### Data for this exercise

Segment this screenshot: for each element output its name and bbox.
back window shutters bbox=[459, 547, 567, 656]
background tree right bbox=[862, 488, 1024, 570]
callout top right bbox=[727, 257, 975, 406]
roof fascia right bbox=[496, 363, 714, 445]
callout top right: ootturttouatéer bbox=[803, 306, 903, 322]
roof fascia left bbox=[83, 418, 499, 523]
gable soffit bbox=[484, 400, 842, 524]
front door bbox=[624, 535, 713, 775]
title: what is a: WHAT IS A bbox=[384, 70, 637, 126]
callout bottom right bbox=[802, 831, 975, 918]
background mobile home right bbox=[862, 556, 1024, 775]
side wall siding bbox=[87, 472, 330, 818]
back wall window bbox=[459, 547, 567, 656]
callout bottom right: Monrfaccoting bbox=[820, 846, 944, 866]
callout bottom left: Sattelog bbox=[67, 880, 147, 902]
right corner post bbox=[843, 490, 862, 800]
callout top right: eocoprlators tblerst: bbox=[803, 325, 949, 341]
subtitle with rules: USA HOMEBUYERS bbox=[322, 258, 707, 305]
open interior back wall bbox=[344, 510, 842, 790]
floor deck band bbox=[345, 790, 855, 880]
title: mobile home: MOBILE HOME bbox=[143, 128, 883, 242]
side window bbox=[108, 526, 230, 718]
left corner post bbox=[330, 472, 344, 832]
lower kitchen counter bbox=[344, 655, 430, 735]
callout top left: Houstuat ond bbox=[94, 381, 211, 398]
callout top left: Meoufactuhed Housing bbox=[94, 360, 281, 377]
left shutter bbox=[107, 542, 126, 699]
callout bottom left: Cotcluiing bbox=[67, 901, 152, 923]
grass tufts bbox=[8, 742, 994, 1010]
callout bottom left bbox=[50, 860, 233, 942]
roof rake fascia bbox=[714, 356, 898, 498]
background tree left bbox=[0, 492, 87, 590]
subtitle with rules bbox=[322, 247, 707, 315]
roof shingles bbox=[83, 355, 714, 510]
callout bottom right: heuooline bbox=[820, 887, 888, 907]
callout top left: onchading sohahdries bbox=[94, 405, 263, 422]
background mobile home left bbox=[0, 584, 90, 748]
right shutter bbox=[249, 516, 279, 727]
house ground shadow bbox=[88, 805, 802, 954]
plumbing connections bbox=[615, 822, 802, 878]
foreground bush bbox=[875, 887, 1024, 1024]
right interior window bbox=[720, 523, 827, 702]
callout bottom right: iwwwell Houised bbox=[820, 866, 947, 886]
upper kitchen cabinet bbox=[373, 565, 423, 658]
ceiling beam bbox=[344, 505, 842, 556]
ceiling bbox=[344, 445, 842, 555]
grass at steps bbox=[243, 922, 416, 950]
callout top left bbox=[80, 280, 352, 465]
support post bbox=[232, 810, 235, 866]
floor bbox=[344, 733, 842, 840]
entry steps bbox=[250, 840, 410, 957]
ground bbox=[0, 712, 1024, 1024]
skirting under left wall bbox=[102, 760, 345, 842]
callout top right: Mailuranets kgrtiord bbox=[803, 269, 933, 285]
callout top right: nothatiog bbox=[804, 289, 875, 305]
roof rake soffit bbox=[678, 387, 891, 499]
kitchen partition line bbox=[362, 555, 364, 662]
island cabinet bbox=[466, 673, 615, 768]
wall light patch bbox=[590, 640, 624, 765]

######
### Data for this exercise

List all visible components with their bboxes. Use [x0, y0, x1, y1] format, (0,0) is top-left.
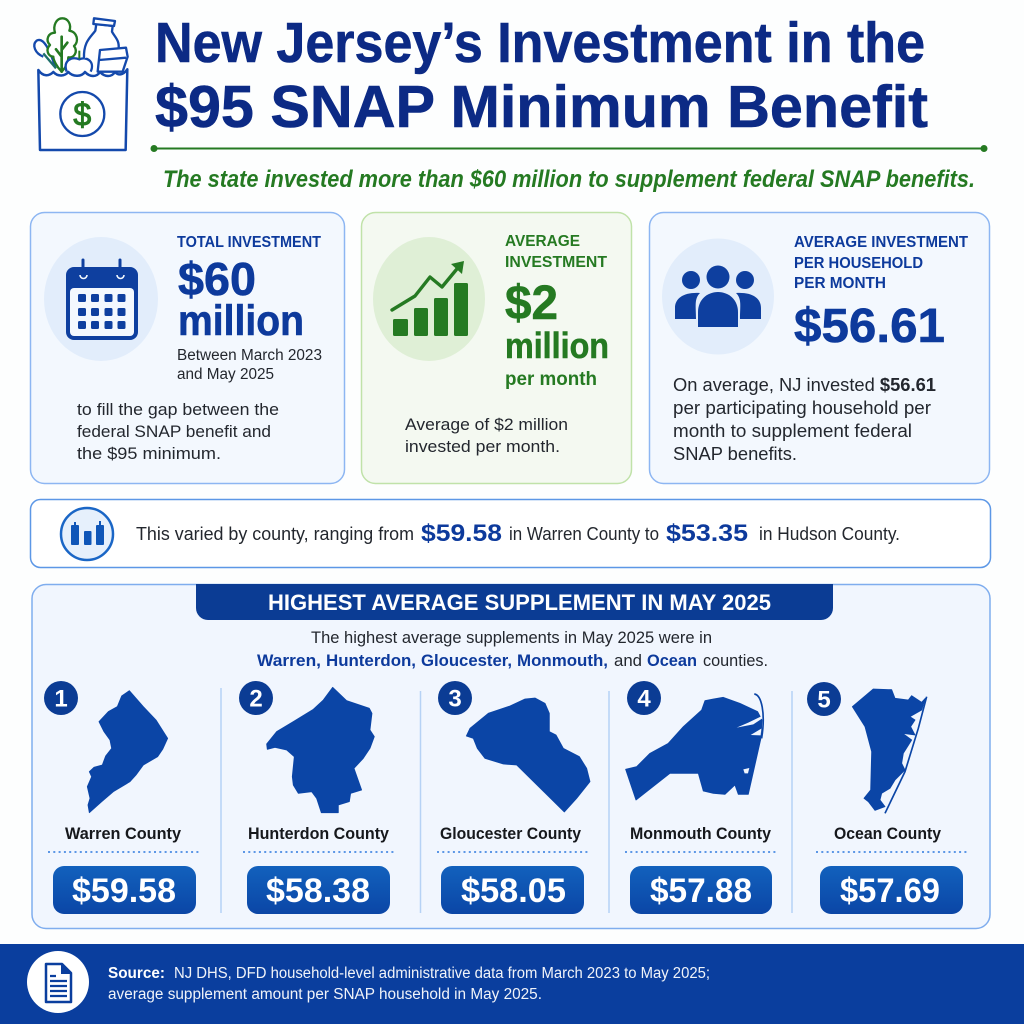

######

__Task objective__.
Retype the lines of the listing above, from the line holding "Segment this screenshot: for" through the line holding "callout bottom right: Monrfaccoting", inclusive, character for character.

__Task solution__.
Segment this screenshot: for each element output its name and bbox.
back window shutters bbox=[459, 547, 567, 656]
background tree right bbox=[862, 488, 1024, 570]
callout top right bbox=[727, 257, 975, 406]
roof fascia right bbox=[496, 363, 714, 445]
callout top right: ootturttouatéer bbox=[803, 306, 903, 322]
roof fascia left bbox=[83, 418, 499, 523]
gable soffit bbox=[484, 400, 842, 524]
front door bbox=[624, 535, 713, 775]
title: what is a: WHAT IS A bbox=[384, 70, 637, 126]
callout bottom right bbox=[802, 831, 975, 918]
background mobile home right bbox=[862, 556, 1024, 775]
side wall siding bbox=[87, 472, 330, 818]
back wall window bbox=[459, 547, 567, 656]
callout bottom right: Monrfaccoting bbox=[820, 846, 944, 866]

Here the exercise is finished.